[Dataset items]
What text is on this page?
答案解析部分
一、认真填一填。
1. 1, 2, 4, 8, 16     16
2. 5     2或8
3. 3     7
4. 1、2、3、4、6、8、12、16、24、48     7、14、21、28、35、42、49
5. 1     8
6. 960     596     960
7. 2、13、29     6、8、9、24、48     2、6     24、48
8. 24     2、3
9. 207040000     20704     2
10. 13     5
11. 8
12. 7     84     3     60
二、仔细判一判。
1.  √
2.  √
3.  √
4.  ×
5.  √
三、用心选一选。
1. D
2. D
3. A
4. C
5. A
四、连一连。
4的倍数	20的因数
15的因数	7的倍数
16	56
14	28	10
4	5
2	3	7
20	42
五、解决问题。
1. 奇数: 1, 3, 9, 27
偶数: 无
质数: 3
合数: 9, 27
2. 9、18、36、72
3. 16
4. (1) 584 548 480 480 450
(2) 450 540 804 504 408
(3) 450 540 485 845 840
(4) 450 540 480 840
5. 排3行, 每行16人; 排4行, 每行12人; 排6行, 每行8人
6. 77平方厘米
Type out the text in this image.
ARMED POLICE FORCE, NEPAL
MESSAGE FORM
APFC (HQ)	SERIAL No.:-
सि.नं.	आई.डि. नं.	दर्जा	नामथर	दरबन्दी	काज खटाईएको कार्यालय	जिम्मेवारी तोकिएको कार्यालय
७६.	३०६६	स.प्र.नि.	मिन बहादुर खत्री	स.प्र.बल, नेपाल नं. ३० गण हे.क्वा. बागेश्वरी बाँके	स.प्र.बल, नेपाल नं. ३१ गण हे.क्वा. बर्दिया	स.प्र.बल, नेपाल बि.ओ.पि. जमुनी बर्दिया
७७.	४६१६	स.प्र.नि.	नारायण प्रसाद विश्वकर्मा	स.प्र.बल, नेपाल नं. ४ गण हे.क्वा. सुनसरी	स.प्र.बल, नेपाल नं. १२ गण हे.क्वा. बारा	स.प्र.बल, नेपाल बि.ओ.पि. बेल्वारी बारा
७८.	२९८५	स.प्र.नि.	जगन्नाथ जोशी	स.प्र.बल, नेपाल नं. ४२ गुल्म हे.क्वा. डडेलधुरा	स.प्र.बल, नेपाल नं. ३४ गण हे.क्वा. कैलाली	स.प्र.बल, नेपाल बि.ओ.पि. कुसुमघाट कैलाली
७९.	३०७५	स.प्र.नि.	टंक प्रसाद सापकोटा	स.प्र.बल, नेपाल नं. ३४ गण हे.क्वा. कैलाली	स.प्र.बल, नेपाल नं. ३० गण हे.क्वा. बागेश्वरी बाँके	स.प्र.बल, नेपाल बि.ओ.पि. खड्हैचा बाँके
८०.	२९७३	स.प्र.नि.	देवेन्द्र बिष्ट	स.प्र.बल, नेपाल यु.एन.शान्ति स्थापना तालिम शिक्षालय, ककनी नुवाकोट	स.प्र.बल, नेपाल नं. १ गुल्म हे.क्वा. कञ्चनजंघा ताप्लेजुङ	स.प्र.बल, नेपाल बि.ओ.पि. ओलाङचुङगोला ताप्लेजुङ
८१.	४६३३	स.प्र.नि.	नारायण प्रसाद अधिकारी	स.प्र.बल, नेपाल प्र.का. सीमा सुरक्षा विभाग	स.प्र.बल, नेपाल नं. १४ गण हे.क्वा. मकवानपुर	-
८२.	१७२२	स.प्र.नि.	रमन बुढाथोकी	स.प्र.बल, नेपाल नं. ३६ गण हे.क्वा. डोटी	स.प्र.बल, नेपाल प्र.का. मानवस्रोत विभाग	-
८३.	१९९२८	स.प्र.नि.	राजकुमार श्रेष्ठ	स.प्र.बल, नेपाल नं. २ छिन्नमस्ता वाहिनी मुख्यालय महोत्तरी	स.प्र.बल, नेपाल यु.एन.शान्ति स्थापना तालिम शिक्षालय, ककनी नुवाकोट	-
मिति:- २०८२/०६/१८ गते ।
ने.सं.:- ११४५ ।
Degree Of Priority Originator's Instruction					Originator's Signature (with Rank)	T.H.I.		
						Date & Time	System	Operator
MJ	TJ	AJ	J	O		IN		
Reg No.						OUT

## TASK
Output the records above in their entirety, exactly.

## SOLVED EXERCISE
What text is on this page?
答案解析部分
一、认真填一填。
1. 1, 2, 4, 8, 16     16
2. 5     2或8
3. 3     7
4. 1、2、3、4、6、8、12、16、24、48     7、14、21、28、35、42、49
5. 1     8
6. 960     596     960
7. 2、13、29     6、8、9、24、48     2、6     24、48
8. 24     2、3
9. 207040000     20704     2
10. 13     5
11. 8
12. 7     84     3     60
二、仔细判一判。
1.  √
2.  √
3.  √
4.  ×
5.  √
三、用心选一选。
1. D
2. D
3. A
4. C
5. A
四、连一连。
4的倍数	20的因数
15的因数	7的倍数
16	56
14	28	10
4	5
2	3	7
20	42
五、解决问题。
1. 奇数: 1, 3, 9, 27
偶数: 无
质数: 3
合数: 9, 27
2. 9、18、36、72
3. 16
4. (1) 584 548 480 480 450
(2) 450 540 804 504 408
(3) 450 540 485 845 840
(4) 450 540 480 840
5. 排3行, 每行16人; 排4行, 每行12人; 排6行, 每行8人
6. 77平方厘米
Type out the text in this image.
ARMED POLICE FORCE, NEPAL
MESSAGE FORM
APFC (HQ)	SERIAL No.:-
सि.नं.	आई.डि. नं.	दर्जा	नामथर	दरबन्दी	काज खटाईएको कार्यालय	जिम्मेवारी तोकिएको कार्यालय
७६.	३०६६	स.प्र.नि.	मिन बहादुर खत्री	स.प्र.बल, नेपाल नं. ३० गण हे.क्वा. बागेश्वरी बाँके	स.प्र.बल, नेपाल नं. ३१ गण हे.क्वा. बर्दिया	स.प्र.बल, नेपाल बि.ओ.पि. जमुनी बर्दिया
७७.	४६१६	स.प्र.नि.	नारायण प्रसाद विश्वकर्मा	स.प्र.बल, नेपाल नं. ४ गण हे.क्वा. सुनसरी	स.प्र.बल, नेपाल नं. १२ गण हे.क्वा. बारा	स.प्र.बल, नेपाल बि.ओ.पि. बेल्वारी बारा
७८.	२९८५	स.प्र.नि.	जगन्नाथ जोशी	स.प्र.बल, नेपाल नं. ४२ गुल्म हे.क्वा. डडेलधुरा	स.प्र.बल, नेपाल नं. ३४ गण हे.क्वा. कैलाली	स.प्र.बल, नेपाल बि.ओ.पि. कुसुमघाट कैलाली
७९.	३०७५	स.प्र.नि.	टंक प्रसाद सापकोटा	स.प्र.बल, नेपाल नं. ३४ गण हे.क्वा. कैलाली	स.प्र.बल, नेपाल नं. ३० गण हे.क्वा. बागेश्वरी बाँके	स.प्र.बल, नेपाल बि.ओ.पि. खड्हैचा बाँके
८०.	२९७३	स.प्र.नि.	देवेन्द्र बिष्ट	स.प्र.बल, नेपाल यु.एन.शान्ति स्थापना तालिम शिक्षालय, ककनी नुवाकोट	स.प्र.बल, नेपाल नं. १ गुल्म हे.क्वा. कञ्चनजंघा ताप्लेजुङ	स.प्र.बल, नेपाल बि.ओ.पि. ओलाङचुङगोला ताप्लेजुङ
८१.	४६३३	स.प्र.नि.	नारायण प्रसाद अधिकारी	स.प्र.बल, नेपाल प्र.का. सीमा सुरक्षा विभाग	स.प्र.बल, नेपाल नं. १४ गण हे.क्वा. मकवानपुर	-
८२.	१७२२	स.प्र.नि.	रमन बुढाथोकी	स.प्र.बल, नेपाल नं. ३६ गण हे.क्वा. डोटी	स.प्र.बल, नेपाल प्र.का. मानवस्रोत विभाग	-
८३.	१९९२८	स.प्र.नि.	राजकुमार श्रेष्ठ	स.प्र.बल, नेपाल नं. २ छिन्नमस्ता वाहिनी मुख्यालय महोत्तरी	स.प्र.बल, नेपाल यु.एन.शान्ति स्थापना तालिम शिक्षालय, ककनी नुवाकोट	-
मिति:- २०८२/०६/१८ गते ।
ने.सं.:- ११४५ ।
Degree Of Priority Originator's Instruction					Originator's Signature (with Rank)	T.H.I.		
						Date & Time	System	Operator
MJ	TJ	AJ	J	O		IN		
Reg No.						OUT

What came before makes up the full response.